◆ PROBLEM
Copy out each of the items below word for word, leaving out the pictures.

— start of THE DATA —

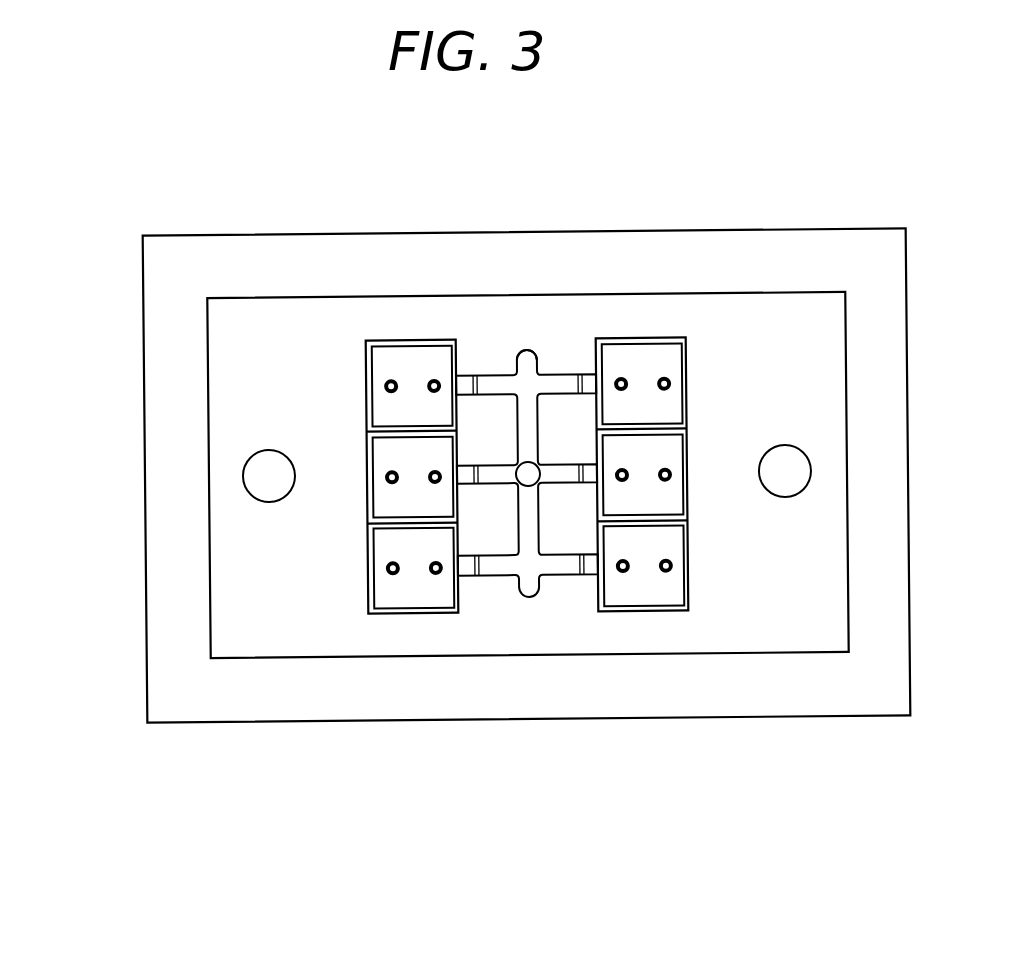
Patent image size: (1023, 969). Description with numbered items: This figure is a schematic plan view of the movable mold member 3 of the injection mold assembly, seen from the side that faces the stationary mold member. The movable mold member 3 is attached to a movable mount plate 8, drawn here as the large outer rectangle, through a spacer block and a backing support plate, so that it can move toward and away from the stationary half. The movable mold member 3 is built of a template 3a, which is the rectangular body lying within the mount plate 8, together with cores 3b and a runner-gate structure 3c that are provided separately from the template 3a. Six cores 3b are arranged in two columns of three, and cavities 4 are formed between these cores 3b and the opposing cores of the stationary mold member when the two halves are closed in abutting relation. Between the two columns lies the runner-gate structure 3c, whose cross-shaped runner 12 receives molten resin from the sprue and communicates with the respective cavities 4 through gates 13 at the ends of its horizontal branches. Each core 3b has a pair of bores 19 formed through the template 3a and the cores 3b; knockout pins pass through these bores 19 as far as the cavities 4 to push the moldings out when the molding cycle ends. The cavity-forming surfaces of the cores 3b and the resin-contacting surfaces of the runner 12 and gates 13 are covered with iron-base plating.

The movable mold member 3 is at (381, 289).
The template 3a is at (813, 643).
The cores 3b is at (368, 348).
The runner-gate structure 3c is at (531, 358).
The cavities 4 is at (389, 360).
The movable mount plate 8 is at (193, 705).
The runner 12 is at (530, 547).
The gates 13 is at (468, 473).
The bores 19 is at (622, 380).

— end of THE DATA —

◆ RESPONSE BELOW
Patent image size: (1023, 969). Description with numbered items: This figure is a schematic plan view of the movable mold member 3 of the injection mold assembly, seen from the side that faces the stationary mold member. The movable mold member 3 is attached to a movable mount plate 8, drawn here as the large outer rectangle, through a spacer block and a backing support plate, so that it can move toward and away from the stationary half. The movable mold member 3 is built of a template 3a, which is the rectangular body lying within the mount plate 8, together with cores 3b and a runner-gate structure 3c that are provided separately from the template 3a. Six cores 3b are arranged in two columns of three, and cavities 4 are formed between these cores 3b and the opposing cores of the stationary mold member when the two halves are closed in abutting relation. Between the two columns lies the runner-gate structure 3c, whose cross-shaped runner 12 receives molten resin from the sprue and communicates with the respective cavities 4 through gates 13 at the ends of its horizontal branches. Each core 3b has a pair of bores 19 formed through the template 3a and the cores 3b; knockout pins pass through these bores 19 as far as the cavities 4 to push the moldings out when the molding cycle ends. The cavity-forming surfaces of the cores 3b and the resin-contacting surfaces of the runner 12 and gates 13 are covered with iron-base plating.

The movable mold member 3 is at (381, 289).
The template 3a is at (813, 643).
The cores 3b is at (368, 348).
The runner-gate structure 3c is at (531, 358).
The cavities 4 is at (389, 360).
The movable mount plate 8 is at (193, 705).
The runner 12 is at (530, 547).
The gates 13 is at (468, 473).
The bores 19 is at (622, 380).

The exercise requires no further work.